**** DATA TO PROCESS

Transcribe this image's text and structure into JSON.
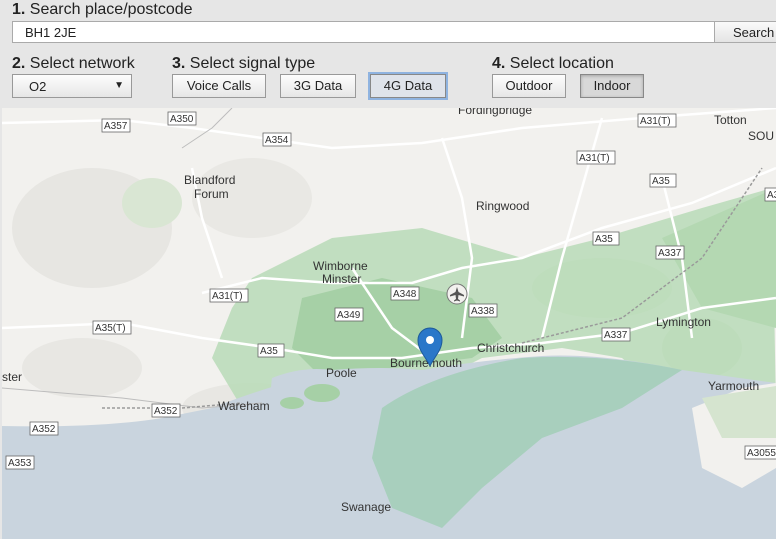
{
  "steps": {
    "search": {
      "number": "1.",
      "title": "Search place/postcode",
      "value": "BH1 2JE",
      "button": "Search"
    },
    "network": {
      "number": "2.",
      "title": "Select network",
      "selected": "O2"
    },
    "signal": {
      "number": "3.",
      "title": "Select signal type",
      "options": [
        "Voice Calls",
        "3G Data",
        "4G Data"
      ],
      "selected": "4G Data"
    },
    "location": {
      "number": "4.",
      "title": "Select location",
      "options": [
        "Outdoor",
        "Indoor"
      ],
      "selected": "Indoor"
    }
  },
  "map": {
    "places": [
      "Fordingbridge",
      "Totton",
      "SOU",
      "Blandford",
      "Forum",
      "Ringwood",
      "Wimborne",
      "Minster",
      "Lymington",
      "Christchurch",
      "Bournemouth",
      "Poole",
      "Yarmouth",
      "Wareham",
      "Swanage",
      "ster"
    ],
    "roads": [
      "A357",
      "A350",
      "A354",
      "A31(T)",
      "A31(T)",
      "A35",
      "A35",
      "A337",
      "A348",
      "A349",
      "A338",
      "A337",
      "A35",
      "A35(T)",
      "A31(T)",
      "A352",
      "A352",
      "A353",
      "A3055",
      "A3"
    ],
    "marker": "map-pin-icon",
    "airport": "airport-icon",
    "colors": {
      "land": "#f2f1ee",
      "sea": "#c9d4de",
      "coverage": "#a9d1a9",
      "road": "#ffffff"
    }
  }
}
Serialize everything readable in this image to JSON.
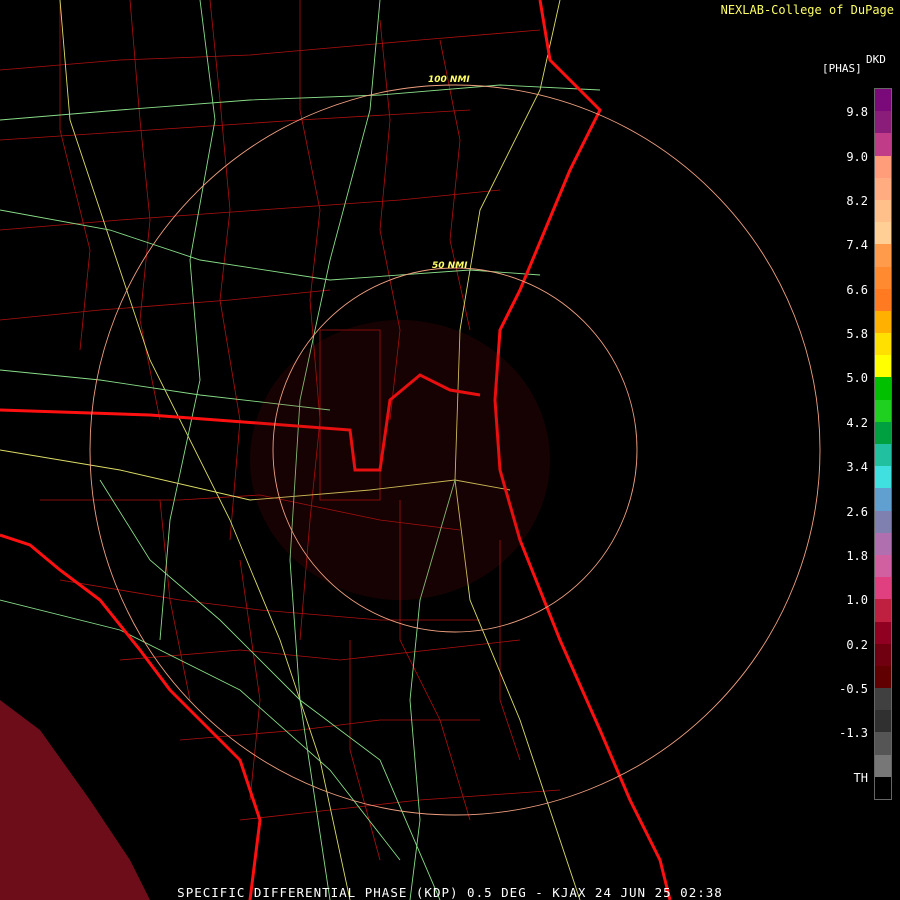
{
  "credit": "NEXLAB-College of DuPage",
  "units_code": "DKD",
  "units_name": "[PHAS]",
  "footer": "SPECIFIC DIFFERENTIAL PHASE (KDP) 0.5 DEG - KJAX 24 JUN 25 02:38",
  "ring_labels": {
    "outer": "100 NMI",
    "inner": "50 NMI"
  },
  "legend_ticks": [
    "9.8",
    "9.0",
    "8.2",
    "7.4",
    "6.6",
    "5.8",
    "5.0",
    "4.2",
    "3.4",
    "2.6",
    "1.8",
    "1.0",
    "0.2",
    "-0.5",
    "-1.3",
    "TH"
  ],
  "colorbar_colors": [
    "#7a0a7a",
    "#8a1c7a",
    "#c13c88",
    "#ff9d7a",
    "#ffad80",
    "#ffc08a",
    "#ffcf95",
    "#ff9b4a",
    "#ff8a30",
    "#ff7a20",
    "#ffb000",
    "#ffe000",
    "#ffff00",
    "#00c000",
    "#20d020",
    "#00a040",
    "#20c0a0",
    "#40e0e0",
    "#60a0d0",
    "#8080b0",
    "#b070b0",
    "#d060a0",
    "#e04080",
    "#c02040",
    "#900020",
    "#700010",
    "#600000",
    "#404040",
    "#303030",
    "#555555",
    "#777777",
    "#000000"
  ]
}
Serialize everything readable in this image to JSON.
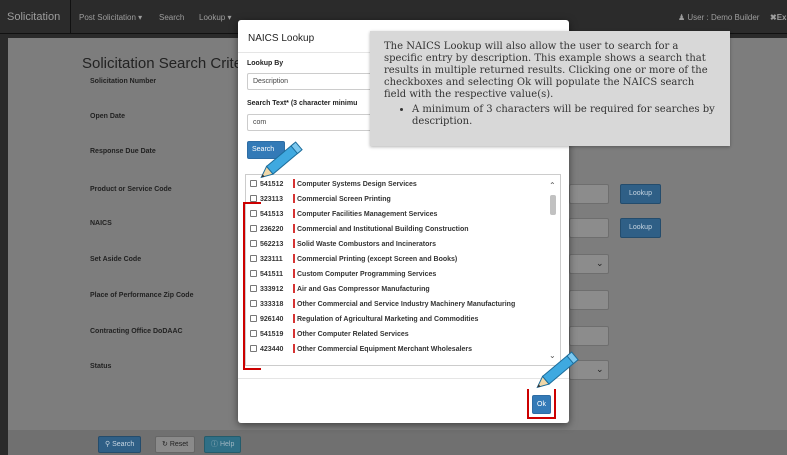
{
  "navbar": {
    "brand": "Solicitation",
    "items": [
      "Post Solicitation ▾",
      "Search",
      "Lookup ▾"
    ],
    "user": "User : Demo Builder",
    "exit": "Ex"
  },
  "page": {
    "title": "Solicitation Search Criteri",
    "fields": [
      "Solicitation Number",
      "Open Date",
      "Response Due Date",
      "Product or Service Code",
      "NAICS",
      "Set Aside Code",
      "Place of Performance Zip Code",
      "Contracting Office DoDAAC",
      "Status"
    ],
    "lookup_label": "Lookup",
    "footer": {
      "search": "Search",
      "reset": "Reset",
      "help": "Help"
    }
  },
  "modal": {
    "title": "NAICS Lookup",
    "lookup_by_label": "Lookup By",
    "lookup_by_value": "Description",
    "search_text_label": "Search Text* (3 character minimu",
    "search_text_value": "com",
    "search_button": "Search",
    "ok_button": "Ok",
    "results": [
      {
        "code": "541512",
        "desc": "Computer Systems Design Services"
      },
      {
        "code": "323113",
        "desc": "Commercial Screen Printing"
      },
      {
        "code": "541513",
        "desc": "Computer Facilities Management Services"
      },
      {
        "code": "236220",
        "desc": "Commercial and Institutional Building Construction"
      },
      {
        "code": "562213",
        "desc": "Solid Waste Combustors and Incinerators"
      },
      {
        "code": "323111",
        "desc": "Commercial Printing (except Screen and Books)"
      },
      {
        "code": "541511",
        "desc": "Custom Computer Programming Services"
      },
      {
        "code": "333912",
        "desc": "Air and Gas Compressor Manufacturing"
      },
      {
        "code": "333318",
        "desc": "Other Commercial and Service Industry Machinery Manufacturing"
      },
      {
        "code": "926140",
        "desc": "Regulation of Agricultural Marketing and Commodities"
      },
      {
        "code": "541519",
        "desc": "Other Computer Related Services"
      },
      {
        "code": "423440",
        "desc": "Other Commercial Equipment Merchant Wholesalers"
      }
    ]
  },
  "callout": {
    "text": "The NAICS Lookup will also allow the user to search for a specific entry by description.  This example shows a search that results in multiple returned results. Clicking one or more of the checkboxes and selecting Ok will populate the NAICS search field with the respective value(s).",
    "bullet": "A minimum of 3 characters will be required for searches by description."
  },
  "colors": {
    "accent": "#337ab7",
    "annotation_red": "#cc0000",
    "pencil_blue": "#3fa9e0"
  }
}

********

WHAT THE TASK REQUIRES> Retype all entries exactly as they appear, dropping the images.

ANSWER TO THE PROBLEM>
Transcribe this image's text and structure into JSON.
{
  "steps": {
    "search": {
      "number": "1.",
      "title": "Search place/postcode",
      "value": "BH1 2JE",
      "button": "Search"
    },
    "network": {
      "number": "2.",
      "title": "Select network",
      "selected": "O2"
    },
    "signal": {
      "number": "3.",
      "title": "Select signal type",
      "options": [
        "Voice Calls",
        "3G Data",
        "4G Data"
      ],
      "selected": "4G Data"
    },
    "location": {
      "number": "4.",
      "title": "Select location",
      "options": [
        "Outdoor",
        "Indoor"
      ],
      "selected": "Indoor"
    }
  },
  "map": {
    "places": [
      "Fordingbridge",
      "Totton",
      "SOU",
      "Blandford",
      "Forum",
      "Ringwood",
      "Wimborne",
      "Minster",
      "Lymington",
      "Christchurch",
      "Bournemouth",
      "Poole",
      "Yarmouth",
      "Wareham",
      "Swanage",
      "ster"
    ],
    "roads": [
      "A357",
      "A350",
      "A354",
      "A31(T)",
      "A31(T)",
      "A35",
      "A35",
      "A337",
      "A348",
      "A349",
      "A338",
      "A337",
      "A35",
      "A35(T)",
      "A31(T)",
      "A352",
      "A352",
      "A353",
      "A3055",
      "A3"
    ],
    "marker": "map-pin-icon",
    "airport": "airport-icon",
    "colors": {
      "land": "#f2f1ee",
      "sea": "#c9d4de",
      "coverage": "#a9d1a9",
      "road": "#ffffff"
    }
  }
}
Serialize everything readable in this image to JSON.
{
  "credit": "NEXLAB-College of DuPage",
  "units_code": "DKD",
  "units_name": "[PHAS]",
  "footer": "SPECIFIC DIFFERENTIAL PHASE (KDP) 0.5 DEG - KJAX 24 JUN 25 02:38",
  "ring_labels": {
    "outer": "100 NMI",
    "inner": "50 NMI"
  },
  "legend_ticks": [
    "9.8",
    "9.0",
    "8.2",
    "7.4",
    "6.6",
    "5.8",
    "5.0",
    "4.2",
    "3.4",
    "2.6",
    "1.8",
    "1.0",
    "0.2",
    "-0.5",
    "-1.3",
    "TH"
  ],
  "colorbar_colors": [
    "#7a0a7a",
    "#8a1c7a",
    "#c13c88",
    "#ff9d7a",
    "#ffad80",
    "#ffc08a",
    "#ffcf95",
    "#ff9b4a",
    "#ff8a30",
    "#ff7a20",
    "#ffb000",
    "#ffe000",
    "#ffff00",
    "#00c000",
    "#20d020",
    "#00a040",
    "#20c0a0",
    "#40e0e0",
    "#60a0d0",
    "#8080b0",
    "#b070b0",
    "#d060a0",
    "#e04080",
    "#c02040",
    "#900020",
    "#700010",
    "#600000",
    "#404040",
    "#303030",
    "#555555",
    "#777777",
    "#000000"
  ]
}
Serialize everything readable in this image to JSON.
{
  "navbar": {
    "brand": "Solicitation",
    "items": [
      "Post Solicitation ▾",
      "Search",
      "Lookup ▾"
    ],
    "user": "User : Demo Builder",
    "exit": "Ex"
  },
  "page": {
    "title": "Solicitation Search Criteri",
    "fields": [
      "Solicitation Number",
      "Open Date",
      "Response Due Date",
      "Product or Service Code",
      "NAICS",
      "Set Aside Code",
      "Place of Performance Zip Code",
      "Contracting Office DoDAAC",
      "Status"
    ],
    "lookup_label": "Lookup",
    "footer": {
      "search": "Search",
      "reset": "Reset",
      "help": "Help"
    }
  },
  "modal": {
    "title": "NAICS Lookup",
    "lookup_by_label": "Lookup By",
    "lookup_by_value": "Description",
    "search_text_label": "Search Text* (3 character minimu",
    "search_text_value": "com",
    "search_button": "Search",
    "ok_button": "Ok",
    "results": [
      {
        "code": "541512",
        "desc": "Computer Systems Design Services"
      },
      {
        "code": "323113",
        "desc": "Commercial Screen Printing"
      },
      {
        "code": "541513",
        "desc": "Computer Facilities Management Services"
      },
      {
        "code": "236220",
        "desc": "Commercial and Institutional Building Construction"
      },
      {
        "code": "562213",
        "desc": "Solid Waste Combustors and Incinerators"
      },
      {
        "code": "323111",
        "desc": "Commercial Printing (except Screen and Books)"
      },
      {
        "code": "541511",
        "desc": "Custom Computer Programming Services"
      },
      {
        "code": "333912",
        "desc": "Air and Gas Compressor Manufacturing"
      },
      {
        "code": "333318",
        "desc": "Other Commercial and Service Industry Machinery Manufacturing"
      },
      {
        "code": "926140",
        "desc": "Regulation of Agricultural Marketing and Commodities"
      },
      {
        "code": "541519",
        "desc": "Other Computer Related Services"
      },
      {
        "code": "423440",
        "desc": "Other Commercial Equipment Merchant Wholesalers"
      }
    ]
  },
  "callout": {
    "text": "The NAICS Lookup will also allow the user to search for a specific entry by description.  This example shows a search that results in multiple returned results. Clicking one or more of the checkboxes and selecting Ok will populate the NAICS search field with the respective value(s).",
    "bullet": "A minimum of 3 characters will be required for searches by description."
  },
  "colors": {
    "accent": "#337ab7",
    "annotation_red": "#cc0000",
    "pencil_blue": "#3fa9e0"
  }
}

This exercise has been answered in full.